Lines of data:
______________________________

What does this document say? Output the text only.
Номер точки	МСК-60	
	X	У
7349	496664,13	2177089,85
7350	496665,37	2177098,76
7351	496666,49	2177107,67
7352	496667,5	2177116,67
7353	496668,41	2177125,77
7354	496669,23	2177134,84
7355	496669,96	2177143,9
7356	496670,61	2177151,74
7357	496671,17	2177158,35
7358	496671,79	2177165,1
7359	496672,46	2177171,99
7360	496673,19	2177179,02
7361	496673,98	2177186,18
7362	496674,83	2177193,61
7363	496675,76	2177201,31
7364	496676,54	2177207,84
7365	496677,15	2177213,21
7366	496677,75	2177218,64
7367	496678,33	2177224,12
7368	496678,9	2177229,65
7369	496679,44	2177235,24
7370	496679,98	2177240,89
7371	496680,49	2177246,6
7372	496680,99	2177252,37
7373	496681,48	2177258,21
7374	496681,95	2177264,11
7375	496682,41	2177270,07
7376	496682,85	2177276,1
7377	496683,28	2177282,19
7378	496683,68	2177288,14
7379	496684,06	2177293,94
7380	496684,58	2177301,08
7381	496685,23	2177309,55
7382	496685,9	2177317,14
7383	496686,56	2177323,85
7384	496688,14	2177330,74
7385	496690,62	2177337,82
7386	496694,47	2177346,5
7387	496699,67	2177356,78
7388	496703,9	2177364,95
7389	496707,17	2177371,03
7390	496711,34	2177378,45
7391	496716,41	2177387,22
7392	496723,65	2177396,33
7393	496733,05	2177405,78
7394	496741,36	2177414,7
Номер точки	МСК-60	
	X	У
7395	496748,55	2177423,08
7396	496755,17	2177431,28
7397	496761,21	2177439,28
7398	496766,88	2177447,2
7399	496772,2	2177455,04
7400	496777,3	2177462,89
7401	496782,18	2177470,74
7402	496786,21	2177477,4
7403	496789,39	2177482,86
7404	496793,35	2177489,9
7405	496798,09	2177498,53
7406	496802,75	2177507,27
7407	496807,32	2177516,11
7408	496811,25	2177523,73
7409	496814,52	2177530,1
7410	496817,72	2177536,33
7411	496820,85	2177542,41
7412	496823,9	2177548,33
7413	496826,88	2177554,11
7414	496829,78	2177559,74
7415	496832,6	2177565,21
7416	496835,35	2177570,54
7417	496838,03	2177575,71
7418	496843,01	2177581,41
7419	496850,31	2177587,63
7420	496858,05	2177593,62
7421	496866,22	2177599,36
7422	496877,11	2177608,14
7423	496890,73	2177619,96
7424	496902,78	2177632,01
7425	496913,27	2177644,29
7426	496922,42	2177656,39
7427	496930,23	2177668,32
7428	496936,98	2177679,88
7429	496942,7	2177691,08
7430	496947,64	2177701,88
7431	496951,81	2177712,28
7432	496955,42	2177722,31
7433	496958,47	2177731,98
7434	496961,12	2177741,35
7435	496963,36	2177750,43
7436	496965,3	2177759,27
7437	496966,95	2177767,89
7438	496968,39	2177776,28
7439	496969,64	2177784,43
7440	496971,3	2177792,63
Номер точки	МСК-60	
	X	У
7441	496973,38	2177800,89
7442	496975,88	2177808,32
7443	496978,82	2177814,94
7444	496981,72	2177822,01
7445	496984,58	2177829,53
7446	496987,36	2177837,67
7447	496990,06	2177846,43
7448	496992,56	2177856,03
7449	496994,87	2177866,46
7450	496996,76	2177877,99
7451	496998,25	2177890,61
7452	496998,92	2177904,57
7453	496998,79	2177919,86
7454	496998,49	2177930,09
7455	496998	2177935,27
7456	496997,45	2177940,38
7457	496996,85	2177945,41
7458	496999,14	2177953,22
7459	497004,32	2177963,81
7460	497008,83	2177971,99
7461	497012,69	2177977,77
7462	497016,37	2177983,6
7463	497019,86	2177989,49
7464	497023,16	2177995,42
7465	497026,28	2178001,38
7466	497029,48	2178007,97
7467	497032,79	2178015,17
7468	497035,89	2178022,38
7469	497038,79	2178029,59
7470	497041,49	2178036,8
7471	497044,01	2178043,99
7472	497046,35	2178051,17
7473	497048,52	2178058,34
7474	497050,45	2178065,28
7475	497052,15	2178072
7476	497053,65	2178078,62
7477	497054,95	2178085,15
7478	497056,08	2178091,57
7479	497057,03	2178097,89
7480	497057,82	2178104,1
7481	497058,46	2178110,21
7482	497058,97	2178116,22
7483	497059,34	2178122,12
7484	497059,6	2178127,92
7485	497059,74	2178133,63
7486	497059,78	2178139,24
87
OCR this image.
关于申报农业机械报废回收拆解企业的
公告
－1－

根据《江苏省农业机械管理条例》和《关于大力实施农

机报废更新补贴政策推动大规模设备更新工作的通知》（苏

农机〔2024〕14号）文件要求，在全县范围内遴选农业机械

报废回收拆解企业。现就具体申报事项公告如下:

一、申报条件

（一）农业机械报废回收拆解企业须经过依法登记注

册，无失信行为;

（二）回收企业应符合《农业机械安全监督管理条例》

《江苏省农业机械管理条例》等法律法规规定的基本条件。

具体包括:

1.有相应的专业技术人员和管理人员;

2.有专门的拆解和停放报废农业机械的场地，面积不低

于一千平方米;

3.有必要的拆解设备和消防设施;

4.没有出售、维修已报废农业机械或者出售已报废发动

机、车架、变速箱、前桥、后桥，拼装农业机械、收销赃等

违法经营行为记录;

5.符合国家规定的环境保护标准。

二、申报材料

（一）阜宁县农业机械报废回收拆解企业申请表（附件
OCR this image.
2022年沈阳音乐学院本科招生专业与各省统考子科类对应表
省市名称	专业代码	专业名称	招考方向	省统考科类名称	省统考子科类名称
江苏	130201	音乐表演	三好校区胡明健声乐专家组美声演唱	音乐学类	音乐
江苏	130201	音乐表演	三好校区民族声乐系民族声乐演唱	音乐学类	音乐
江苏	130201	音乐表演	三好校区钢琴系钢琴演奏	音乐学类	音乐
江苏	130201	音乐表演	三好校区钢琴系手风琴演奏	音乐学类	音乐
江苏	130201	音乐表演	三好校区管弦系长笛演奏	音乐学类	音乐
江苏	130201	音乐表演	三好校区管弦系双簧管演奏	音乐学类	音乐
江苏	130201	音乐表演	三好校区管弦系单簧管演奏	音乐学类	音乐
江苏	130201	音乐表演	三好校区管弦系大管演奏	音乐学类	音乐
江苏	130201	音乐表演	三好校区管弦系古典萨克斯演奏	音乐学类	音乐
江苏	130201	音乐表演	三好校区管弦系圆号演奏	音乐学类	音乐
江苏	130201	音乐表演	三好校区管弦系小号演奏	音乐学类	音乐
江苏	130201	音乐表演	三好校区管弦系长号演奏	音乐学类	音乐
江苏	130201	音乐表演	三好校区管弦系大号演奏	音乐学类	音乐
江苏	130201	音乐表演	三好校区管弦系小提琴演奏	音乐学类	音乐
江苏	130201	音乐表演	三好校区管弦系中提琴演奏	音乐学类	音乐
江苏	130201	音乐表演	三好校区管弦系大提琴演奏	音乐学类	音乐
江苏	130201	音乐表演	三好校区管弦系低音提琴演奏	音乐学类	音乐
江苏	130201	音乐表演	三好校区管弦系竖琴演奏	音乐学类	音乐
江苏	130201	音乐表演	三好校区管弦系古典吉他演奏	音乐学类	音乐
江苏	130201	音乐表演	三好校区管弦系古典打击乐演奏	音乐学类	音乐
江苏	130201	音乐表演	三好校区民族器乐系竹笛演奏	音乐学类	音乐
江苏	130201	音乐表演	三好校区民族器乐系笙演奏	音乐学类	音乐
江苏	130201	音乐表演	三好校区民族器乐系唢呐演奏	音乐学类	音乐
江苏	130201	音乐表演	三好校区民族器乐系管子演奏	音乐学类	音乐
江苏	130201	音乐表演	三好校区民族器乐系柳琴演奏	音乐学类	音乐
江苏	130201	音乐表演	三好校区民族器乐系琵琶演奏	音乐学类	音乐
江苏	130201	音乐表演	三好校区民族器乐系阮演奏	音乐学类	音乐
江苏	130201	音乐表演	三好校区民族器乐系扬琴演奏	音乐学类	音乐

______________________________

• WHAT IS BEING ASKED: Using the listing above, show each line holding the string "江苏省农业机械管理条例".

• TASK ANSWER:
根据《江苏省农业机械管理条例》和《关于大力实施农
《江苏省农业机械管理条例》等法律法规规定的基本条件。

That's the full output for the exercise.